(Rows):
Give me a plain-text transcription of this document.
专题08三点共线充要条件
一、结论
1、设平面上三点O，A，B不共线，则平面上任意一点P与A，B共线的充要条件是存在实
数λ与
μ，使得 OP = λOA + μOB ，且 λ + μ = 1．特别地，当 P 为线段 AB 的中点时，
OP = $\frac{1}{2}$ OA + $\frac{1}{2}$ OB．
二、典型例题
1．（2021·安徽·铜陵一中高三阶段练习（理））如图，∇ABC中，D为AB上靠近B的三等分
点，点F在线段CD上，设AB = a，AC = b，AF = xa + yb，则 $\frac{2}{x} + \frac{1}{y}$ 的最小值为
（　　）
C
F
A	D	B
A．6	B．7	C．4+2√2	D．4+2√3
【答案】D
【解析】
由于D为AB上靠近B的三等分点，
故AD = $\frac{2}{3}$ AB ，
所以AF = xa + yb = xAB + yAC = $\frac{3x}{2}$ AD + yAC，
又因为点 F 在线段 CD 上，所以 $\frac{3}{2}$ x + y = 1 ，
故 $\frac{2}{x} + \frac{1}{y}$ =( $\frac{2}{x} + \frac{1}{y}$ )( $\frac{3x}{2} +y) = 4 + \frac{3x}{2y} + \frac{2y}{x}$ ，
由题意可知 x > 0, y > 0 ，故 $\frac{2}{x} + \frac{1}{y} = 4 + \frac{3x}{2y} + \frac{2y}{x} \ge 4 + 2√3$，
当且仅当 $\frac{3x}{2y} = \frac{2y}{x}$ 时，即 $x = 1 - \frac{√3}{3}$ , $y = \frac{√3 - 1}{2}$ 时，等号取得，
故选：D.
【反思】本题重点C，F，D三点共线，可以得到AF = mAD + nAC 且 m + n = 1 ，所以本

(Short problem): Repeat the data in its entirety, character for character.

(Result for this task):
Give me a plain-text transcription of this document.
专题08三点共线充要条件
一、结论
1、设平面上三点O，A，B不共线，则平面上任意一点P与A，B共线的充要条件是存在实
数λ与
μ，使得 OP = λOA + μOB ，且 λ + μ = 1．特别地，当 P 为线段 AB 的中点时，
OP = $\frac{1}{2}$ OA + $\frac{1}{2}$ OB．
二、典型例题
1．（2021·安徽·铜陵一中高三阶段练习（理））如图，∇ABC中，D为AB上靠近B的三等分
点，点F在线段CD上，设AB = a，AC = b，AF = xa + yb，则 $\frac{2}{x} + \frac{1}{y}$ 的最小值为
（　　）
C
F
A	D	B
A．6	B．7	C．4+2√2	D．4+2√3
【答案】D
【解析】
由于D为AB上靠近B的三等分点，
故AD = $\frac{2}{3}$ AB ，
所以AF = xa + yb = xAB + yAC = $\frac{3x}{2}$ AD + yAC，
又因为点 F 在线段 CD 上，所以 $\frac{3}{2}$ x + y = 1 ，
故 $\frac{2}{x} + \frac{1}{y}$ =( $\frac{2}{x} + \frac{1}{y}$ )( $\frac{3x}{2} +y) = 4 + \frac{3x}{2y} + \frac{2y}{x}$ ，
由题意可知 x > 0, y > 0 ，故 $\frac{2}{x} + \frac{1}{y} = 4 + \frac{3x}{2y} + \frac{2y}{x} \ge 4 + 2√3$，
当且仅当 $\frac{3x}{2y} = \frac{2y}{x}$ 时，即 $x = 1 - \frac{√3}{3}$ , $y = \frac{√3 - 1}{2}$ 时，等号取得，
故选：D.
【反思】本题重点C，F，D三点共线，可以得到AF = mAD + nAC 且 m + n = 1 ，所以本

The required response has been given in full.